Retype the listing that follows, exactly as written.

### Data supplied

+ + + + +

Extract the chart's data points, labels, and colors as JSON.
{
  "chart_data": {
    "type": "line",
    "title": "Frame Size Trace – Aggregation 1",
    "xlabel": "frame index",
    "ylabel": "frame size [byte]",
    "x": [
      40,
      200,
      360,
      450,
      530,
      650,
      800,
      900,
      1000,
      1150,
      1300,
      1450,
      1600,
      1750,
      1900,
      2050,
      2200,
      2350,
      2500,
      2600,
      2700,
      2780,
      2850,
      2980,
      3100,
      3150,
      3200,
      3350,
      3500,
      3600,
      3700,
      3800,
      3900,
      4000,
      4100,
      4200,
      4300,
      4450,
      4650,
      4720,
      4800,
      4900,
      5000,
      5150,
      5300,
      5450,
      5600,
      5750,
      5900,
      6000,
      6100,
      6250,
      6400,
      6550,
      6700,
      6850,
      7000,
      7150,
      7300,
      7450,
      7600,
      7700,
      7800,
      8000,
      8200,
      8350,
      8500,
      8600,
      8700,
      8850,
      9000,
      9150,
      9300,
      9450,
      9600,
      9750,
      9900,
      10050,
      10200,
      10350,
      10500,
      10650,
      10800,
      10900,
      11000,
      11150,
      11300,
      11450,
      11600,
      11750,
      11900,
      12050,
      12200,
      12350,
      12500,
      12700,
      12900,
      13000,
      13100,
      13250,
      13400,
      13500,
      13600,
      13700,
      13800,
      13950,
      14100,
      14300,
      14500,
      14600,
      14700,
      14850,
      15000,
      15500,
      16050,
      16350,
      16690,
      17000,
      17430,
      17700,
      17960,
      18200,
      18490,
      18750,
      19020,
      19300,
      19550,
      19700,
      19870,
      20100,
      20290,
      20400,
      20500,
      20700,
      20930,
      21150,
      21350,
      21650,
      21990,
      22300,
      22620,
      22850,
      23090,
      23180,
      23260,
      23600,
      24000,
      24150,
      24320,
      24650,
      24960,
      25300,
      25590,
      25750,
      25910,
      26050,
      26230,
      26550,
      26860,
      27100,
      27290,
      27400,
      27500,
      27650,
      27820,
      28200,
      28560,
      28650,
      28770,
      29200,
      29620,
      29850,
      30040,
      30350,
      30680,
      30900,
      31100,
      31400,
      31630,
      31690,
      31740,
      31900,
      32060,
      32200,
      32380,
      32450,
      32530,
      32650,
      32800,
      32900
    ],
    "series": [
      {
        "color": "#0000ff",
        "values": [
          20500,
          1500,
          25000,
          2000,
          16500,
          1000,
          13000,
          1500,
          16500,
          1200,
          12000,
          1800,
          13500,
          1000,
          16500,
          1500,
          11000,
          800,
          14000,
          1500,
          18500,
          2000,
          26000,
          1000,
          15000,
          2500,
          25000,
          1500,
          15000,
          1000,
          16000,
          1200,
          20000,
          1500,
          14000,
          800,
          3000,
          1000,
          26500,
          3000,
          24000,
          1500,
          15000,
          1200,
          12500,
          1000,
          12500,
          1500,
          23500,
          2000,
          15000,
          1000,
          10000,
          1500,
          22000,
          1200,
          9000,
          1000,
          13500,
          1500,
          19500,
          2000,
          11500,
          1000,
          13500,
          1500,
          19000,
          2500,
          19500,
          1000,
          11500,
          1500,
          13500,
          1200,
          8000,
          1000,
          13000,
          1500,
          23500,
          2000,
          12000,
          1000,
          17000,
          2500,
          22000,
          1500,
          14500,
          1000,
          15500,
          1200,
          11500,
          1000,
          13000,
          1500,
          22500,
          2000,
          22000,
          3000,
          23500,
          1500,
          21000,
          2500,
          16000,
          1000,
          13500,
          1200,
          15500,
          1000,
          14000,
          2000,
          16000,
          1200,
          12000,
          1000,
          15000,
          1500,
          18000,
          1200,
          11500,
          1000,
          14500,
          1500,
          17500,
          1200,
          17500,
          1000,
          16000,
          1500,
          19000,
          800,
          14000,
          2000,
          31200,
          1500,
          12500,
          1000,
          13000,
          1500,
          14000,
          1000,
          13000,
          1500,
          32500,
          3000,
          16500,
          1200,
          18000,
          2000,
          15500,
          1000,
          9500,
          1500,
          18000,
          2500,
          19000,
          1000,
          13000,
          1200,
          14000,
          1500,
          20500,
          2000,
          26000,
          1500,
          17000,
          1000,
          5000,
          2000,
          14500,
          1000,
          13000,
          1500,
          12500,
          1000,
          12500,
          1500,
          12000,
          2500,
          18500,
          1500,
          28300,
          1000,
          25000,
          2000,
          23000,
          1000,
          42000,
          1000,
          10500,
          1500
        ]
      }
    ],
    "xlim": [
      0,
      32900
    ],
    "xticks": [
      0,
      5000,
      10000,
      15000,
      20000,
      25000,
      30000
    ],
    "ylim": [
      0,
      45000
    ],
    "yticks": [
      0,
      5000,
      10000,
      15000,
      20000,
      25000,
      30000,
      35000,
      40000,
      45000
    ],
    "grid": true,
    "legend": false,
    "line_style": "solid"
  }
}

+ + + + +

### Completed task
Extract the chart's data points, labels, and colors as JSON.
{
  "chart_data": {
    "type": "line",
    "title": "Frame Size Trace – Aggregation 1",
    "xlabel": "frame index",
    "ylabel": "frame size [byte]",
    "x": [
      40,
      200,
      360,
      450,
      530,
      650,
      800,
      900,
      1000,
      1150,
      1300,
      1450,
      1600,
      1750,
      1900,
      2050,
      2200,
      2350,
      2500,
      2600,
      2700,
      2780,
      2850,
      2980,
      3100,
      3150,
      3200,
      3350,
      3500,
      3600,
      3700,
      3800,
      3900,
      4000,
      4100,
      4200,
      4300,
      4450,
      4650,
      4720,
      4800,
      4900,
      5000,
      5150,
      5300,
      5450,
      5600,
      5750,
      5900,
      6000,
      6100,
      6250,
      6400,
      6550,
      6700,
      6850,
      7000,
      7150,
      7300,
      7450,
      7600,
      7700,
      7800,
      8000,
      8200,
      8350,
      8500,
      8600,
      8700,
      8850,
      9000,
      9150,
      9300,
      9450,
      9600,
      9750,
      9900,
      10050,
      10200,
      10350,
      10500,
      10650,
      10800,
      10900,
      11000,
      11150,
      11300,
      11450,
      11600,
      11750,
      11900,
      12050,
      12200,
      12350,
      12500,
      12700,
      12900,
      13000,
      13100,
      13250,
      13400,
      13500,
      13600,
      13700,
      13800,
      13950,
      14100,
      14300,
      14500,
      14600,
      14700,
      14850,
      15000,
      15500,
      16050,
      16350,
      16690,
      17000,
      17430,
      17700,
      17960,
      18200,
      18490,
      18750,
      19020,
      19300,
      19550,
      19700,
      19870,
      20100,
      20290,
      20400,
      20500,
      20700,
      20930,
      21150,
      21350,
      21650,
      21990,
      22300,
      22620,
      22850,
      23090,
      23180,
      23260,
      23600,
      24000,
      24150,
      24320,
      24650,
      24960,
      25300,
      25590,
      25750,
      25910,
      26050,
      26230,
      26550,
      26860,
      27100,
      27290,
      27400,
      27500,
      27650,
      27820,
      28200,
      28560,
      28650,
      28770,
      29200,
      29620,
      29850,
      30040,
      30350,
      30680,
      30900,
      31100,
      31400,
      31630,
      31690,
      31740,
      31900,
      32060,
      32200,
      32380,
      32450,
      32530,
      32650,
      32800,
      32900
    ],
    "series": [
      {
        "color": "#0000ff",
        "values": [
          20500,
          1500,
          25000,
          2000,
          16500,
          1000,
          13000,
          1500,
          16500,
          1200,
          12000,
          1800,
          13500,
          1000,
          16500,
          1500,
          11000,
          800,
          14000,
          1500,
          18500,
          2000,
          26000,
          1000,
          15000,
          2500,
          25000,
          1500,
          15000,
          1000,
          16000,
          1200,
          20000,
          1500,
          14000,
          800,
          3000,
          1000,
          26500,
          3000,
          24000,
          1500,
          15000,
          1200,
          12500,
          1000,
          12500,
          1500,
          23500,
          2000,
          15000,
          1000,
          10000,
          1500,
          22000,
          1200,
          9000,
          1000,
          13500,
          1500,
          19500,
          2000,
          11500,
          1000,
          13500,
          1500,
          19000,
          2500,
          19500,
          1000,
          11500,
          1500,
          13500,
          1200,
          8000,
          1000,
          13000,
          1500,
          23500,
          2000,
          12000,
          1000,
          17000,
          2500,
          22000,
          1500,
          14500,
          1000,
          15500,
          1200,
          11500,
          1000,
          13000,
          1500,
          22500,
          2000,
          22000,
          3000,
          23500,
          1500,
          21000,
          2500,
          16000,
          1000,
          13500,
          1200,
          15500,
          1000,
          14000,
          2000,
          16000,
          1200,
          12000,
          1000,
          15000,
          1500,
          18000,
          1200,
          11500,
          1000,
          14500,
          1500,
          17500,
          1200,
          17500,
          1000,
          16000,
          1500,
          19000,
          800,
          14000,
          2000,
          31200,
          1500,
          12500,
          1000,
          13000,
          1500,
          14000,
          1000,
          13000,
          1500,
          32500,
          3000,
          16500,
          1200,
          18000,
          2000,
          15500,
          1000,
          9500,
          1500,
          18000,
          2500,
          19000,
          1000,
          13000,
          1200,
          14000,
          1500,
          20500,
          2000,
          26000,
          1500,
          17000,
          1000,
          5000,
          2000,
          14500,
          1000,
          13000,
          1500,
          12500,
          1000,
          12500,
          1500,
          12000,
          2500,
          18500,
          1500,
          28300,
          1000,
          25000,
          2000,
          23000,
          1000,
          42000,
          1000,
          10500,
          1500
        ]
      }
    ],
    "xlim": [
      0,
      32900
    ],
    "xticks": [
      0,
      5000,
      10000,
      15000,
      20000,
      25000,
      30000
    ],
    "ylim": [
      0,
      45000
    ],
    "yticks": [
      0,
      5000,
      10000,
      15000,
      20000,
      25000,
      30000,
      35000,
      40000,
      45000
    ],
    "grid": true,
    "legend": false,
    "line_style": "solid"
  }
}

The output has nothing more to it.